Exercise: State only the number of lines that contain the string "rake".

Given information:
#####

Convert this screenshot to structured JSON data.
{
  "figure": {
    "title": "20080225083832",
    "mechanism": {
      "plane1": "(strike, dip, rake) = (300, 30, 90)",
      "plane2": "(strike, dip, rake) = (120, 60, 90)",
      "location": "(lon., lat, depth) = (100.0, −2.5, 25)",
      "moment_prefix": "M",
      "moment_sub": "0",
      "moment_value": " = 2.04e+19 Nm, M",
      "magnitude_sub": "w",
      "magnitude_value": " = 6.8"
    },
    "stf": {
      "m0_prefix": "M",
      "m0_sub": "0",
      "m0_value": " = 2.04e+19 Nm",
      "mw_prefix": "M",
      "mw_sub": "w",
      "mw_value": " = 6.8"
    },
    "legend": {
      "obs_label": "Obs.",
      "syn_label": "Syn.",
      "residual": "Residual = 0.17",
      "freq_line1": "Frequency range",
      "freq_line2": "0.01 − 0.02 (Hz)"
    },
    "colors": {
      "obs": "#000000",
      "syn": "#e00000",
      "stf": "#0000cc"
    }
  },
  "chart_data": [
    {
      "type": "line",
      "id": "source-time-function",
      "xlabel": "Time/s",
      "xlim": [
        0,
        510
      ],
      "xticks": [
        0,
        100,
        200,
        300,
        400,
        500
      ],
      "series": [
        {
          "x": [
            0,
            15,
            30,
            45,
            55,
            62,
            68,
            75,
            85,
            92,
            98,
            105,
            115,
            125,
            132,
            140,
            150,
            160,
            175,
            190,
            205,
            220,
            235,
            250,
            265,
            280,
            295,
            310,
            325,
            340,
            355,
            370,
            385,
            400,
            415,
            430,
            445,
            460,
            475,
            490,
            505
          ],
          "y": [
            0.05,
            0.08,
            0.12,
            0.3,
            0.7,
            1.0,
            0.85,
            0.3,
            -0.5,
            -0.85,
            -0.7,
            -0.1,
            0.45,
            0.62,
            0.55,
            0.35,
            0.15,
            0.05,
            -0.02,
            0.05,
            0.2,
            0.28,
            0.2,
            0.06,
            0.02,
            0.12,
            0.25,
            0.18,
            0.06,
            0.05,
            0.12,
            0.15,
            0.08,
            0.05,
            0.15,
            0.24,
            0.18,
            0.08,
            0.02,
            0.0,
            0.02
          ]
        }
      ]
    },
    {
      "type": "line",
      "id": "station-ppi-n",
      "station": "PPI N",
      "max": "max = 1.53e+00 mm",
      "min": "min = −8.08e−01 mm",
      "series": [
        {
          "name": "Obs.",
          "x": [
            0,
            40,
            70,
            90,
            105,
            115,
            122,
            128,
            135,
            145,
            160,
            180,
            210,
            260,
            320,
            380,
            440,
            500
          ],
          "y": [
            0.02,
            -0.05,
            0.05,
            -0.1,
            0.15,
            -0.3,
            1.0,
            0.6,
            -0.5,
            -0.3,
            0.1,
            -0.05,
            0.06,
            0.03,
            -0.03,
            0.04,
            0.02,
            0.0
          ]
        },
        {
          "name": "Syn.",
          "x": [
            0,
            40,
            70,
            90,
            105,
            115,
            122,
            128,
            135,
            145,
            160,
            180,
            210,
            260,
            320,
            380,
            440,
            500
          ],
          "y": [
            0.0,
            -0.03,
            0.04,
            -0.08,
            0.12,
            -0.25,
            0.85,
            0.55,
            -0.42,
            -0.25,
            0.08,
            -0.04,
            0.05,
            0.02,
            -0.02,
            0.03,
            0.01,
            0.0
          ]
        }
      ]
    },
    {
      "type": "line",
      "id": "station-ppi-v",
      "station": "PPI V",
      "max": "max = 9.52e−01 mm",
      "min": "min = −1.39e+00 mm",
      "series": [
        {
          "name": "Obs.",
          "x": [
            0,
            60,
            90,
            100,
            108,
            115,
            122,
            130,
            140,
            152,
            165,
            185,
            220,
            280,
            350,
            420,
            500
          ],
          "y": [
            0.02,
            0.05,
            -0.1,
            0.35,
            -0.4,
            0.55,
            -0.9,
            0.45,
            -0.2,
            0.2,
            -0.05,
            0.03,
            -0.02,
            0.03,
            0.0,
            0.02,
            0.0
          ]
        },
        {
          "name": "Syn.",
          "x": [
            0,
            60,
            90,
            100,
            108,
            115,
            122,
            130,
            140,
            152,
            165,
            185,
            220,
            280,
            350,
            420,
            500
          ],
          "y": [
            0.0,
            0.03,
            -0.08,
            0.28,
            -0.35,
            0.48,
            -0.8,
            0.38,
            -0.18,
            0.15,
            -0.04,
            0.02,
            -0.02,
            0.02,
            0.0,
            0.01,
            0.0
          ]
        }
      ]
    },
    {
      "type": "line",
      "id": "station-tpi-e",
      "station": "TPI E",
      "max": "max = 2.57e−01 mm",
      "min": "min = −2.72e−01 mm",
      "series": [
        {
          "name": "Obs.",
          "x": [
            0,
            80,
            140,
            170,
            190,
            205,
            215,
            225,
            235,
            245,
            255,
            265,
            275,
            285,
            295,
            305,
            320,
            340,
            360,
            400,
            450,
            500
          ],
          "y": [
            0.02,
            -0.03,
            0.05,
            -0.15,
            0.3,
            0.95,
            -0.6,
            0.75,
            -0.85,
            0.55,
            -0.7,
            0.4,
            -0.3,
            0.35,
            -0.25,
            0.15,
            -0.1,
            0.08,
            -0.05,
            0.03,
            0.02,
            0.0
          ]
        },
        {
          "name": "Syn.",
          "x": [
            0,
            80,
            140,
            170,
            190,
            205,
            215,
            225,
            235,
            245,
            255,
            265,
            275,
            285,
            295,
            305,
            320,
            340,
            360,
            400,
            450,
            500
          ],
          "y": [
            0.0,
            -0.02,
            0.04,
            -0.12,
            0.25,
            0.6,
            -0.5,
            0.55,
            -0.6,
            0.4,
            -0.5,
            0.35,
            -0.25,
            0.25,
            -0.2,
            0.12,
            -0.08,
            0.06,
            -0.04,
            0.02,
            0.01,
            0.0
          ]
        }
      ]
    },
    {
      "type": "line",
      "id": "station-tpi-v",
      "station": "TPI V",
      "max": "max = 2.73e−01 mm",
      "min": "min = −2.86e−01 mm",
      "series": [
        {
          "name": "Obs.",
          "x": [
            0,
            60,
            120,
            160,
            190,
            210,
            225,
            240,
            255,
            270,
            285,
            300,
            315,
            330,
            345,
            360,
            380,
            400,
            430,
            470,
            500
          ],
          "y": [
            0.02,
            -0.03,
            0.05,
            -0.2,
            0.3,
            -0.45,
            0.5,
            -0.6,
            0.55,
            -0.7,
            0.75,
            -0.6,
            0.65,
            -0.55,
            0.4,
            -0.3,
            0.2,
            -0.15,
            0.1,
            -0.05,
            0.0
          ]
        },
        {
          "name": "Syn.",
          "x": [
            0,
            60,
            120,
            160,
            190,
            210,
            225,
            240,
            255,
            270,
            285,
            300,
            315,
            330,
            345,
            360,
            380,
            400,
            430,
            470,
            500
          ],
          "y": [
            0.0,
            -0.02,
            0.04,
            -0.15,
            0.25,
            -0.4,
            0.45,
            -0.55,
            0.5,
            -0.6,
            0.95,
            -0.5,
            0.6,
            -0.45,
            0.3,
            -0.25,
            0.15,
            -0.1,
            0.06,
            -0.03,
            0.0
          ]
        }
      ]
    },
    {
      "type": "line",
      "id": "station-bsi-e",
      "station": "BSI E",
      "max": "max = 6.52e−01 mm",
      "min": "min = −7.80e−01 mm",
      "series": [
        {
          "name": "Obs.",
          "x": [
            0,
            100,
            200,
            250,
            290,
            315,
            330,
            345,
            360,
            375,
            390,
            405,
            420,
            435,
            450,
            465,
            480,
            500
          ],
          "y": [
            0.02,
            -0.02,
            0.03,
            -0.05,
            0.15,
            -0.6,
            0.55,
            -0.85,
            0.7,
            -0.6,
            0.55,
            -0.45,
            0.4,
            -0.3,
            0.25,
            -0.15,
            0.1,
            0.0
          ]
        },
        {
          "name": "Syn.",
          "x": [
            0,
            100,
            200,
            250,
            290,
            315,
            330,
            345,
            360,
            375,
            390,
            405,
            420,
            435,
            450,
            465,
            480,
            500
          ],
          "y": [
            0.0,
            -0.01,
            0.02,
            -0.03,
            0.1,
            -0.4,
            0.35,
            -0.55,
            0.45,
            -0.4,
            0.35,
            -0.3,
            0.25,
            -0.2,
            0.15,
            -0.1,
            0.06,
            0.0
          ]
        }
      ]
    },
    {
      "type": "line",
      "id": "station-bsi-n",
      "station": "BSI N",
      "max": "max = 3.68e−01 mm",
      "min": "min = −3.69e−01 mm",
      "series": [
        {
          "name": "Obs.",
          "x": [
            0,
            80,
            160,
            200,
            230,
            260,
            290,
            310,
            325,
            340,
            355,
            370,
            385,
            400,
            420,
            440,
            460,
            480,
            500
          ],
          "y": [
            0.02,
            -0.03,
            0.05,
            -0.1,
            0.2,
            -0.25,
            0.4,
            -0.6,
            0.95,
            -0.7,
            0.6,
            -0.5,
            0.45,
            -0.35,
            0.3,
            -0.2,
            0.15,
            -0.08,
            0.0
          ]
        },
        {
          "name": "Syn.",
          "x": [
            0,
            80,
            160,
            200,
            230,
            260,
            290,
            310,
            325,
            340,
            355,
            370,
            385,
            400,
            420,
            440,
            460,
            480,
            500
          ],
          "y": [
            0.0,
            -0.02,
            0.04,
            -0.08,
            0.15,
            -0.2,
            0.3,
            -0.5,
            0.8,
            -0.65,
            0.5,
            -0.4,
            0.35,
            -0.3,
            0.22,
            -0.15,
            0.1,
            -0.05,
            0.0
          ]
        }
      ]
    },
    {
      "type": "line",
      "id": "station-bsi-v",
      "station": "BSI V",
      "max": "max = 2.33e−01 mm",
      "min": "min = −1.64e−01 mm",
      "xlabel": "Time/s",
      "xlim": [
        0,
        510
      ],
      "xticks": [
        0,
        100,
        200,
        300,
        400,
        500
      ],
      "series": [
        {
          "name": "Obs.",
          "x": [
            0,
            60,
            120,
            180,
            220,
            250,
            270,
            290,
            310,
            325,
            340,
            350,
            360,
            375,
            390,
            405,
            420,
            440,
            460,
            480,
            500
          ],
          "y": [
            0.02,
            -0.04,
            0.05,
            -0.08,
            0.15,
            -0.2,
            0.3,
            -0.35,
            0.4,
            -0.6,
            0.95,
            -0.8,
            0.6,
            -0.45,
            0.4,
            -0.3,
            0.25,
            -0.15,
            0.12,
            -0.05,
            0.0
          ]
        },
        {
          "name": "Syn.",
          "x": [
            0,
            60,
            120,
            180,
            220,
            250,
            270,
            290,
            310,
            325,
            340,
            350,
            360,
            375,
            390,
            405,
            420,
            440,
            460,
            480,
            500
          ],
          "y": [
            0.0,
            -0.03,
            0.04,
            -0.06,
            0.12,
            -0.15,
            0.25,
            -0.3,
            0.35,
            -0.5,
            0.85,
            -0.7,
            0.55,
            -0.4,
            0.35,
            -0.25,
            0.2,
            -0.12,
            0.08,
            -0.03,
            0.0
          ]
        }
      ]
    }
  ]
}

#####

Final result: 2